Data extracted from a collection:
▼▼▼

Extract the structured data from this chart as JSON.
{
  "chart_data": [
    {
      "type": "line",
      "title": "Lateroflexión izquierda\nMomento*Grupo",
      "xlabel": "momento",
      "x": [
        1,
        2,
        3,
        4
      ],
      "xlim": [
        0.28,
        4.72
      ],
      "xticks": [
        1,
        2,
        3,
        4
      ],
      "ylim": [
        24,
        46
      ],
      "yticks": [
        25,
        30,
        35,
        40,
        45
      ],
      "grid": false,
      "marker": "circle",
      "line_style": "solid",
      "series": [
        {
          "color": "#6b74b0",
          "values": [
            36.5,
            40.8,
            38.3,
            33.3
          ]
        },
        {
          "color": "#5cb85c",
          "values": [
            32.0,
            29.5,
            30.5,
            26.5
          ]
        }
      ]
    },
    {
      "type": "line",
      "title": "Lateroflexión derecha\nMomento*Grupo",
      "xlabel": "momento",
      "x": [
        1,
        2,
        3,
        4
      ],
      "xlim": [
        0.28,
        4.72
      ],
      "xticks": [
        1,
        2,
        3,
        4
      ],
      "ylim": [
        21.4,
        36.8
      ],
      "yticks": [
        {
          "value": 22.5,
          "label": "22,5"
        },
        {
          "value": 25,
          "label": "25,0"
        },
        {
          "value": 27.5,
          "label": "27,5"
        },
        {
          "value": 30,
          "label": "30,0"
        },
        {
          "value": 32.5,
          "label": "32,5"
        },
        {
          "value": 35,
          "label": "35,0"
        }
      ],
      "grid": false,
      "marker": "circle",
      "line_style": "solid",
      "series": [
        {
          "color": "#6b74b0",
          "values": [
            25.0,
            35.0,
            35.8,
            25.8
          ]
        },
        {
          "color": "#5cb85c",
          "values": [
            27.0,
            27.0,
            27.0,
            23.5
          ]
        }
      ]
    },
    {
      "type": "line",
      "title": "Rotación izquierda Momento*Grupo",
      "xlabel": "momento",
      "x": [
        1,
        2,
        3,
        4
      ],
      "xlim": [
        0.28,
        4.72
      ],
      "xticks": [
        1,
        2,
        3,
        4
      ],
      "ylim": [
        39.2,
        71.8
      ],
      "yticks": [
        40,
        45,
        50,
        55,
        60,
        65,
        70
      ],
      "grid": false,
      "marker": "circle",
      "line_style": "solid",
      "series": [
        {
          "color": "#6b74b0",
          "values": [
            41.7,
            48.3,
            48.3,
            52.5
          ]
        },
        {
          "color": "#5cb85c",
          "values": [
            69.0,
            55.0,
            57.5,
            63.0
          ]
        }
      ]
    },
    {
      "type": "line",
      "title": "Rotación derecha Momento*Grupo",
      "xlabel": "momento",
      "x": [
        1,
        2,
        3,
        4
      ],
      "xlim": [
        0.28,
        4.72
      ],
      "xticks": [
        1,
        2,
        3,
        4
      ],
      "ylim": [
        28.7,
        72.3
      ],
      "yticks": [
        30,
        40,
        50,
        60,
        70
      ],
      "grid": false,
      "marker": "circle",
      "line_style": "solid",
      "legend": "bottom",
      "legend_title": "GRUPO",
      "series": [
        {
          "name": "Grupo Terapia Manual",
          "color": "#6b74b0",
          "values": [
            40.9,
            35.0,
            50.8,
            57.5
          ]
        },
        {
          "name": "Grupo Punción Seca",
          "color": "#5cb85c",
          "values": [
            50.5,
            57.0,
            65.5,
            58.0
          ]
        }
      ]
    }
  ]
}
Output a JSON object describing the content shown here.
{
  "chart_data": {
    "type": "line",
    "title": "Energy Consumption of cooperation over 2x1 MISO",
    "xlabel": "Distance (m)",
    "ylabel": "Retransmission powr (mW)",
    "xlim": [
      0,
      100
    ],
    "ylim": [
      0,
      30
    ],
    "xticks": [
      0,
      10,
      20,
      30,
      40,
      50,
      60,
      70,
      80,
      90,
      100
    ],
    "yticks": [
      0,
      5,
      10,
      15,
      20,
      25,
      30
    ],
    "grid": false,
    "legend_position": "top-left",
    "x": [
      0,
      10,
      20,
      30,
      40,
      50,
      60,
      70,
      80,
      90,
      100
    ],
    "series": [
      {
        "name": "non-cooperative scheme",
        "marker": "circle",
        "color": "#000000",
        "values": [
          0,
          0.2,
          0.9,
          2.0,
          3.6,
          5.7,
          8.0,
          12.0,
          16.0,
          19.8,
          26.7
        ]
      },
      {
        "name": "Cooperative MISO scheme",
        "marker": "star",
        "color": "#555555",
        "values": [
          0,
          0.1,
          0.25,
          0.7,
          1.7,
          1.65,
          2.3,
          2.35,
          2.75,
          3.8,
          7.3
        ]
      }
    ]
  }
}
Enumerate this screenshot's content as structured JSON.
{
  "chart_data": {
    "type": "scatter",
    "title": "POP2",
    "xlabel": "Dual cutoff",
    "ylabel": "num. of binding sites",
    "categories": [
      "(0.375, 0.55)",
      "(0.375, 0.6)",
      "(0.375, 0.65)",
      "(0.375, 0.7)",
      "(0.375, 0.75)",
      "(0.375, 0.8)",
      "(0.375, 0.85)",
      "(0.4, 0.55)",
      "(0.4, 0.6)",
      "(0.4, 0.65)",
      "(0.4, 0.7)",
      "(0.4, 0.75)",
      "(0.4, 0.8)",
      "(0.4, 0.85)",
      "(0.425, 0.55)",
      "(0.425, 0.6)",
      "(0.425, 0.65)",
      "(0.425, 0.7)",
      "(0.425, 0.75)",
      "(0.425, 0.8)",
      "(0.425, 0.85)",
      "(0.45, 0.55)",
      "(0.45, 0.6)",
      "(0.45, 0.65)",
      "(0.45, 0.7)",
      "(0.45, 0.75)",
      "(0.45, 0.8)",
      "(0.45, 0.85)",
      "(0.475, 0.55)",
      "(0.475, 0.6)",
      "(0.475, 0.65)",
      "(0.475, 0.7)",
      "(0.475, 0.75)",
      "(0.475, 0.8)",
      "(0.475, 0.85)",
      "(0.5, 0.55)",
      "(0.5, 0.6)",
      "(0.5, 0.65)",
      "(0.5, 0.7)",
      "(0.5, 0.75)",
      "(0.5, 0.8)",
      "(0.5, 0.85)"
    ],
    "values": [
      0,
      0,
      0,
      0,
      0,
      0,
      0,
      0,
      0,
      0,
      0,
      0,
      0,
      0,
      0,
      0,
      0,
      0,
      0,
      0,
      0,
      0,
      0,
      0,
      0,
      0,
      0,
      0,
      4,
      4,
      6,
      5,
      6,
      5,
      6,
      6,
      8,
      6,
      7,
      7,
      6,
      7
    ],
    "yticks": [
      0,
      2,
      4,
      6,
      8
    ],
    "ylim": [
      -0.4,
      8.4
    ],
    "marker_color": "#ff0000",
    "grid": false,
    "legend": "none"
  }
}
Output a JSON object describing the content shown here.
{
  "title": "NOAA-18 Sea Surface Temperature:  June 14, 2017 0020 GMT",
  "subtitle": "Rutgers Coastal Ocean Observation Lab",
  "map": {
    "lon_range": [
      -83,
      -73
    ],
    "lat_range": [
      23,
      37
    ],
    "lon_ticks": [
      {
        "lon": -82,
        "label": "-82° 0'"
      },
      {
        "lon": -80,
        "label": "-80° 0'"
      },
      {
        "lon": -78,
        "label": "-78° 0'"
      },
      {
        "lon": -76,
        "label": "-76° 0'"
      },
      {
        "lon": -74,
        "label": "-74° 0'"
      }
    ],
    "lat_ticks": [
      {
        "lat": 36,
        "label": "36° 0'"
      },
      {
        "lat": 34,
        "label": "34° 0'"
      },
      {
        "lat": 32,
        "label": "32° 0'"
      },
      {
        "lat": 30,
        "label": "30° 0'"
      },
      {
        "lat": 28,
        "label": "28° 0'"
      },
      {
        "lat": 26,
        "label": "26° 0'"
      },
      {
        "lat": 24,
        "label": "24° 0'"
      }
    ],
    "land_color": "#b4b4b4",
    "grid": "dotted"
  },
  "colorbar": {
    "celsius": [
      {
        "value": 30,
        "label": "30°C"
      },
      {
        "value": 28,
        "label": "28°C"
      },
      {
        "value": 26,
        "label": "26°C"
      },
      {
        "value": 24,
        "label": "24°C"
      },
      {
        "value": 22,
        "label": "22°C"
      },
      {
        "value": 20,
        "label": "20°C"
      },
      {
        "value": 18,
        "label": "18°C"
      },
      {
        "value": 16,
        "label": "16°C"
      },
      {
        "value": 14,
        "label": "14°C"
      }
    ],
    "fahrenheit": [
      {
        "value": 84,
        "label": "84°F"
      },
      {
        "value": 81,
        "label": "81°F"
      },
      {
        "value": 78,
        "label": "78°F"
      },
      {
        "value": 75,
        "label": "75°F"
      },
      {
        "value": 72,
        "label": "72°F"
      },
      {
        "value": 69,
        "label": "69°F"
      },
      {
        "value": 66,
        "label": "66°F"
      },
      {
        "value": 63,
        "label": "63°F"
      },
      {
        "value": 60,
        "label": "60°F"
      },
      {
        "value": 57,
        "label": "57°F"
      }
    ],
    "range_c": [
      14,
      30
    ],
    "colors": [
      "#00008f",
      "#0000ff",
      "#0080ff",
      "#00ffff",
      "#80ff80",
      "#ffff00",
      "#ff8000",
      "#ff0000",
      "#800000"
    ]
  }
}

▲▲▲

• [Requirement]: From the entries above, copy every line that holds the word "izquierda".

• [Solution to this task]:
      "title": "Lateroflexión izquierda\nMomento*Grupo",
      "title": "Rotación izquierda Momento*Grupo",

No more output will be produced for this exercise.